> **Required work**: Arrange the items from the line with "transistor Q9 BD140" to the line with "plus C6 <box>350 615 357 622</box>" as a numbered list, leaving out any blank lines.

> **The records**:
-------
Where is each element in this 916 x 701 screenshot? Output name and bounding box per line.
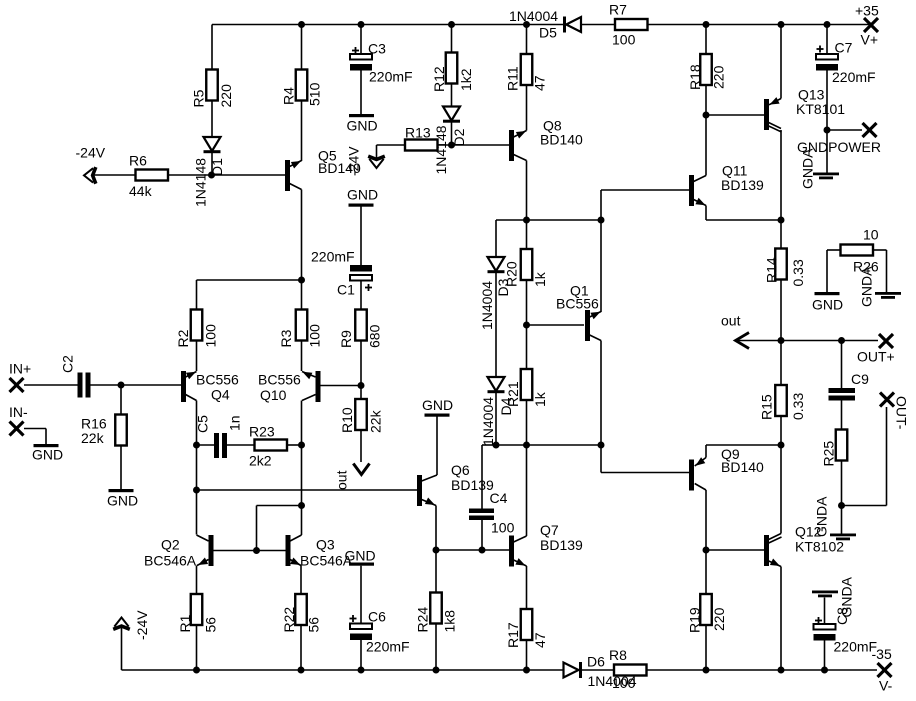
transistor Q9 BD140 bar <box>689 460 694 491</box>
junction top rail <box>523 21 530 28</box>
transistor Q1 top line with arrow <box>589 312 601 320</box>
wire <box>196 625 198 670</box>
wire Q1 base <box>527 324 585 326</box>
wire <box>780 445 782 534</box>
resistor R5 <box>191 70 235 108</box>
wire <box>211 101 213 138</box>
label Q3 <box>300 537 353 569</box>
ground R16 <box>109 489 134 492</box>
svg-text:22k: 22k <box>81 430 105 446</box>
svg-text:1N4148: 1N4148 <box>193 158 209 207</box>
resistor R10 <box>339 399 384 433</box>
label OUT- <box>894 396 910 430</box>
ground GNDA R25 <box>830 534 856 541</box>
label R8 <box>609 647 636 691</box>
svg-text:GNDA: GNDA <box>814 496 830 537</box>
wire <box>196 341 198 372</box>
wire V- rail left <box>122 669 564 671</box>
wire <box>526 85 528 131</box>
svg-text:1N4004: 1N4004 <box>480 397 496 446</box>
plus C6 <box>350 615 357 622</box>
svg-text:BC556: BC556 <box>196 372 239 388</box>
label D4 <box>480 397 514 446</box>
wire <box>600 190 602 312</box>
label Q8 <box>540 118 583 148</box>
junction R9/R10/Q10 base <box>358 382 365 389</box>
svg-text:R19: R19 <box>687 607 703 633</box>
label R26 <box>853 259 879 275</box>
terminal OUT- <box>880 393 894 407</box>
wire <box>287 444 302 446</box>
ground R26 left <box>815 292 840 295</box>
junction R17 bottom <box>523 667 530 674</box>
svg-text:Q4: Q4 <box>211 387 230 403</box>
wire <box>526 161 528 221</box>
junction R14 top <box>778 217 785 224</box>
wire <box>451 25 453 53</box>
svg-text:C9: C9 <box>851 371 869 387</box>
svg-text:BD139: BD139 <box>721 177 764 193</box>
svg-text:1k: 1k <box>532 391 548 407</box>
label GNDPOWER <box>797 139 881 155</box>
wire <box>495 273 497 377</box>
svg-text:44k: 44k <box>129 183 153 199</box>
svg-text:C1: C1 <box>337 282 355 298</box>
transistor Q7 BD139 bar <box>509 536 514 567</box>
wire <box>211 153 213 175</box>
svg-text:22k: 22k <box>368 409 384 433</box>
junction Q6 emitter/R24 <box>433 547 440 554</box>
transistor Q6 emitter with arrow <box>422 498 436 506</box>
wire <box>256 506 258 551</box>
svg-text:1k: 1k <box>532 271 548 287</box>
wire <box>495 220 497 257</box>
label GNDA rotated <box>800 148 816 189</box>
label C9 <box>851 371 869 387</box>
svg-text:BD139: BD139 <box>451 477 494 493</box>
svg-text:0.33: 0.33 <box>790 259 806 286</box>
wire <box>360 341 362 400</box>
junction top rail <box>824 21 831 28</box>
wire <box>360 71 362 115</box>
wire <box>526 400 528 445</box>
wire <box>705 490 707 550</box>
terminal out arrow <box>736 333 750 349</box>
svg-text:C2: C2 <box>60 355 76 373</box>
svg-text:GNDA: GNDA <box>800 148 816 189</box>
label V- <box>872 646 893 694</box>
svg-text:R14: R14 <box>764 257 780 283</box>
terminal V- -35 <box>878 663 892 677</box>
wire <box>91 384 182 386</box>
wire <box>168 174 285 176</box>
svg-text:R5: R5 <box>191 89 207 107</box>
wire <box>360 281 362 310</box>
label Q11 <box>721 163 764 194</box>
svg-text:R11: R11 <box>505 66 521 91</box>
ground below C3 <box>349 114 374 117</box>
ground above C6 <box>349 563 374 566</box>
label IN+ <box>9 361 31 377</box>
wire Q3 base <box>257 550 286 552</box>
transistor Q3 emitter with arrow <box>290 558 301 566</box>
label IN- <box>9 404 28 420</box>
junction R16 top <box>118 382 125 389</box>
transistor Q5 collector line <box>290 161 302 169</box>
wire <box>705 25 707 55</box>
label C3 <box>368 41 413 85</box>
diode D6 1N4004 <box>564 662 583 678</box>
wire <box>257 505 302 507</box>
label D6 <box>587 654 637 690</box>
wire <box>495 393 497 445</box>
wire <box>600 341 602 446</box>
label Q10 <box>258 372 301 404</box>
wire <box>526 445 528 536</box>
junction D1/base Q5 <box>208 172 215 179</box>
svg-text:-24V: -24V <box>346 146 362 176</box>
transistor Q12 top double line <box>768 534 782 544</box>
terminal OUT+ <box>879 334 893 348</box>
svg-text:R18: R18 <box>687 64 703 90</box>
wire <box>377 144 406 146</box>
svg-text:1k8: 1k8 <box>442 610 458 633</box>
junction top rail <box>298 21 305 28</box>
ground GNDA C8 <box>812 591 838 598</box>
resistor R20 <box>504 249 549 287</box>
resistor R19 <box>687 594 728 633</box>
svg-text:R15: R15 <box>759 394 775 420</box>
resistor R2 <box>175 310 219 348</box>
svg-text:BC546A: BC546A <box>144 553 197 569</box>
wire <box>780 567 782 671</box>
svg-text:220: 220 <box>218 84 234 108</box>
transistor Q12 KT8102 bar <box>764 535 769 566</box>
svg-text:BC556: BC556 <box>556 296 599 312</box>
diode D5 1N4004 <box>563 17 581 33</box>
wire Q12 base <box>706 549 764 551</box>
svg-text:IN-: IN- <box>9 404 28 420</box>
wire <box>24 428 46 430</box>
transistor Q10 top line with arrow <box>302 372 316 380</box>
svg-text:220: 220 <box>711 65 727 89</box>
wire <box>481 445 483 509</box>
capacitor C6 220mF <box>350 624 372 641</box>
wire <box>826 130 828 173</box>
svg-text:Q2: Q2 <box>161 537 180 553</box>
svg-text:D5: D5 <box>539 25 557 41</box>
label Q6 <box>451 462 494 493</box>
svg-text:Q10: Q10 <box>260 387 287 403</box>
junction Q6 base net <box>193 487 200 494</box>
svg-text:R3: R3 <box>278 329 294 347</box>
diode D3 1N4004 <box>488 257 505 273</box>
terminal V+ +35 <box>864 18 878 32</box>
svg-text:10: 10 <box>863 227 879 243</box>
junction Q8/Q11 base net <box>598 217 605 224</box>
svg-text:KT8101: KT8101 <box>796 101 845 117</box>
label GND IN- <box>32 447 63 463</box>
diode D2 1N4148 <box>443 107 460 123</box>
wire <box>481 520 483 550</box>
svg-text:220mF: 220mF <box>832 69 876 85</box>
svg-text:R12: R12 <box>431 66 447 92</box>
svg-text:100: 100 <box>612 675 636 691</box>
wire Q9 emitter to rail <box>706 444 781 446</box>
label GNDA C8 <box>834 576 855 625</box>
junction Q8/R20 <box>523 217 530 224</box>
svg-text:GNDA: GNDA <box>859 266 875 307</box>
junction Q1 base tap <box>523 322 530 329</box>
wire <box>376 145 378 158</box>
wire <box>526 25 528 55</box>
label D5 <box>509 8 558 41</box>
wire <box>780 280 782 341</box>
transistor Q8 BD140 bar <box>509 130 514 161</box>
label out rotated <box>334 470 350 490</box>
label Q13 <box>796 87 845 118</box>
wire <box>301 190 303 281</box>
transistor Q13 KT8101 bar <box>764 99 769 130</box>
wire <box>92 174 136 176</box>
wire <box>780 130 782 220</box>
svg-text:R20: R20 <box>504 261 520 287</box>
label Q9 <box>721 446 764 475</box>
wire <box>360 25 362 55</box>
label C5 <box>195 415 243 433</box>
wire Q2 base <box>213 550 257 552</box>
wire <box>211 25 213 70</box>
junction R21/Q7 collector <box>523 442 530 449</box>
svg-text:220mF: 220mF <box>311 249 355 265</box>
label OUT+ <box>857 349 895 365</box>
transistor Q6 BD139 bar <box>417 475 422 506</box>
junction R19 bottom <box>703 667 710 674</box>
capacitor C2 <box>78 373 91 398</box>
wire <box>886 250 888 292</box>
svg-text:IN+: IN+ <box>9 361 31 377</box>
svg-text:2k2: 2k2 <box>249 453 272 469</box>
wire <box>482 444 496 446</box>
svg-text:100: 100 <box>203 324 219 348</box>
label C4 <box>490 490 515 536</box>
svg-text:R23: R23 <box>249 424 275 440</box>
capacitor C3 220mF <box>350 54 372 71</box>
wire Q4 emitter diagonal <box>186 395 197 401</box>
wire <box>842 505 887 507</box>
transistor Q7 emitter with arrow <box>514 558 527 566</box>
transistor Q1 BC556 bar <box>585 310 590 341</box>
wire Q6 base net <box>197 489 418 491</box>
svg-text:1n: 1n <box>227 415 243 431</box>
label Q1 <box>556 283 599 312</box>
label -24V rotated <box>346 146 362 176</box>
label R13 <box>405 125 431 141</box>
svg-text:220mF: 220mF <box>366 639 410 655</box>
resistor R22 <box>281 594 322 633</box>
label C2 <box>60 355 76 373</box>
capacitor C1 220mF <box>350 265 372 281</box>
wire Q1 bottom diagonal <box>589 335 601 341</box>
wire <box>827 249 841 251</box>
wire <box>780 220 782 249</box>
wire D6 to R8 <box>582 669 615 671</box>
transistor Q5 BD140 bar <box>285 160 290 191</box>
svg-text:R24: R24 <box>415 607 431 633</box>
wire <box>826 25 828 55</box>
wire <box>826 250 828 292</box>
wire <box>780 416 782 445</box>
resistor R13 <box>405 140 438 151</box>
transistor Q4 BC556 bar <box>181 371 186 402</box>
wire Q7 collector diagonal <box>514 536 527 542</box>
svg-text:1k2: 1k2 <box>458 68 474 91</box>
wire <box>526 566 528 609</box>
resistor R23 <box>255 440 288 451</box>
wire Q7 base net <box>436 549 509 551</box>
svg-text:R4: R4 <box>281 87 297 105</box>
svg-text:GND: GND <box>347 118 378 134</box>
ground IN- <box>34 444 59 447</box>
label GNDA R25 <box>814 496 830 537</box>
transistor Q13 top line arrow into bar <box>769 97 781 105</box>
svg-text:100: 100 <box>307 324 323 348</box>
junction R24 bottom <box>433 667 440 674</box>
wire <box>196 401 198 535</box>
wire <box>705 550 707 594</box>
label D2 <box>433 125 467 174</box>
resistor R18 <box>687 54 727 90</box>
wire <box>120 446 122 490</box>
svg-text:BD140: BD140 <box>540 132 583 148</box>
wire <box>435 550 437 593</box>
wire <box>301 341 303 372</box>
wire V- rail right <box>647 669 878 671</box>
svg-text:-24V: -24V <box>76 145 106 161</box>
svg-text:R25: R25 <box>821 441 837 467</box>
resistor R26 <box>841 245 874 256</box>
wire <box>196 280 198 310</box>
svg-text:100: 100 <box>491 520 515 536</box>
label GND C6 <box>345 548 376 564</box>
wire current source rail <box>197 279 302 281</box>
junction C5 left <box>193 442 200 449</box>
junction C6 bottom <box>358 667 365 674</box>
junction top rail <box>778 21 785 28</box>
svg-text:GND: GND <box>345 548 376 564</box>
wire <box>120 385 122 415</box>
label R7 <box>609 2 636 48</box>
wire <box>435 506 437 551</box>
transistor Q8 top line with arrow <box>514 131 527 139</box>
transistor Q11 emitter with arrow <box>694 198 706 206</box>
wire <box>841 341 843 389</box>
resistor R3 <box>278 310 323 348</box>
label V+ <box>855 3 879 48</box>
resistor R21 <box>505 369 548 407</box>
wire <box>121 626 123 670</box>
svg-text:GND: GND <box>32 447 63 463</box>
terminal -24V arrow <box>84 167 96 184</box>
wire Q9 base <box>601 472 689 474</box>
label Q12 <box>795 524 844 555</box>
terminal -24V arrow mid <box>368 156 385 168</box>
terminal POWER <box>863 123 877 137</box>
junction R18/Q13 base <box>703 112 710 119</box>
wire Q11 collector diagonal <box>694 176 706 182</box>
wire <box>705 85 707 176</box>
resistor R24 <box>415 593 458 633</box>
resistor R8 <box>614 665 647 676</box>
label 10 <box>863 227 879 243</box>
transistor Q2 emitter with arrow <box>197 558 209 566</box>
capacitor C7 220mF <box>816 54 838 71</box>
wire <box>600 445 602 473</box>
plus C3 <box>352 47 359 54</box>
junction bias net <box>298 502 305 509</box>
wire <box>360 566 362 624</box>
wire <box>827 129 862 131</box>
svg-text:220mF: 220mF <box>834 639 878 655</box>
junction R1 bottom <box>193 667 200 674</box>
svg-text:R9: R9 <box>338 330 354 348</box>
label GND C1 <box>347 187 378 203</box>
wire <box>301 101 303 162</box>
capacitor C4 100 <box>469 509 494 521</box>
wire top rail mid <box>582 24 615 26</box>
label R23 <box>249 424 275 469</box>
wire Q2 collector diagonal <box>197 535 209 541</box>
junction D2/R13 <box>448 142 455 149</box>
svg-text:OUT+: OUT+ <box>857 349 895 365</box>
junction R22 bottom <box>298 667 305 674</box>
wire <box>227 444 255 446</box>
transistor Q2 BC546A bar <box>209 535 214 566</box>
junction R15/Q12 <box>778 442 785 449</box>
label GND C3 <box>347 118 378 134</box>
wire <box>196 566 198 595</box>
transistor Q9 top line arrow into bar <box>695 457 706 466</box>
junction C9 top <box>838 337 845 344</box>
junction Q9/R19/Q12 base <box>703 547 710 554</box>
svg-text:OUT-: OUT- <box>894 396 910 430</box>
transistor Q10 BC556 bar <box>316 371 321 402</box>
wire out node <box>737 340 879 342</box>
junction top rail <box>703 21 710 28</box>
wire Q11 emitter to rail <box>706 219 781 221</box>
svg-text:R10: R10 <box>339 407 355 433</box>
wire <box>841 506 843 534</box>
wire <box>360 430 362 462</box>
terminal -24V arrow bottom <box>113 618 130 630</box>
ground GNDA power <box>813 173 839 180</box>
label R16 <box>81 416 107 447</box>
label Q5 <box>318 148 361 177</box>
wire Q13 base <box>706 114 764 116</box>
junction C7/POWER <box>824 127 831 134</box>
svg-text:510: 510 <box>307 82 323 106</box>
svg-text:56: 56 <box>306 617 322 633</box>
transistor Q3 BC546A bar <box>286 535 291 566</box>
svg-text:1N4004: 1N4004 <box>479 281 495 330</box>
junction top rail <box>358 21 365 28</box>
svg-text:R21: R21 <box>505 381 521 407</box>
wire <box>24 384 78 386</box>
label D3 <box>479 278 511 330</box>
wire <box>526 220 528 249</box>
wire Q9 collector diagonal <box>695 484 706 491</box>
wire <box>705 206 707 221</box>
-------
> **The reply**:
1. transistor Q9 BD140 bar <box>689 460 694 491</box>
2. junction top rail <box>523 21 530 28</box>
3. transistor Q1 top line with arrow <box>589 312 601 320</box>
4. wire <box>196 625 198 670</box>
5. wire Q1 base <box>527 324 585 326</box>
6. wire <box>780 445 782 534</box>
7. resistor R5 <box>191 70 235 108</box>
8. wire <box>211 101 213 138</box>
9. label Q3 <box>300 537 353 569</box>
10. ground R16 <box>109 489 134 492</box>
11. svg-text:22k: 22k <box>81 430 105 446</box>
12. svg-text:1N4148: 1N4148 <box>193 158 209 207</box>
13. resistor R10 <box>339 399 384 433</box>
14. label OUT- <box>894 396 910 430</box>
15. ground GNDA R25 <box>830 534 856 541</box>
16. label R8 <box>609 647 636 691</box>
17. svg-text:GNDA: GNDA <box>814 496 830 537</box>
18. wire <box>196 341 198 372</box>
19. wire V- rail left <box>122 669 564 671</box>
20. wire <box>526 85 528 131</box>
21. svg-text:1N4004: 1N4004 <box>480 397 496 446</box>
22. plus C6 <box>350 615 357 622</box>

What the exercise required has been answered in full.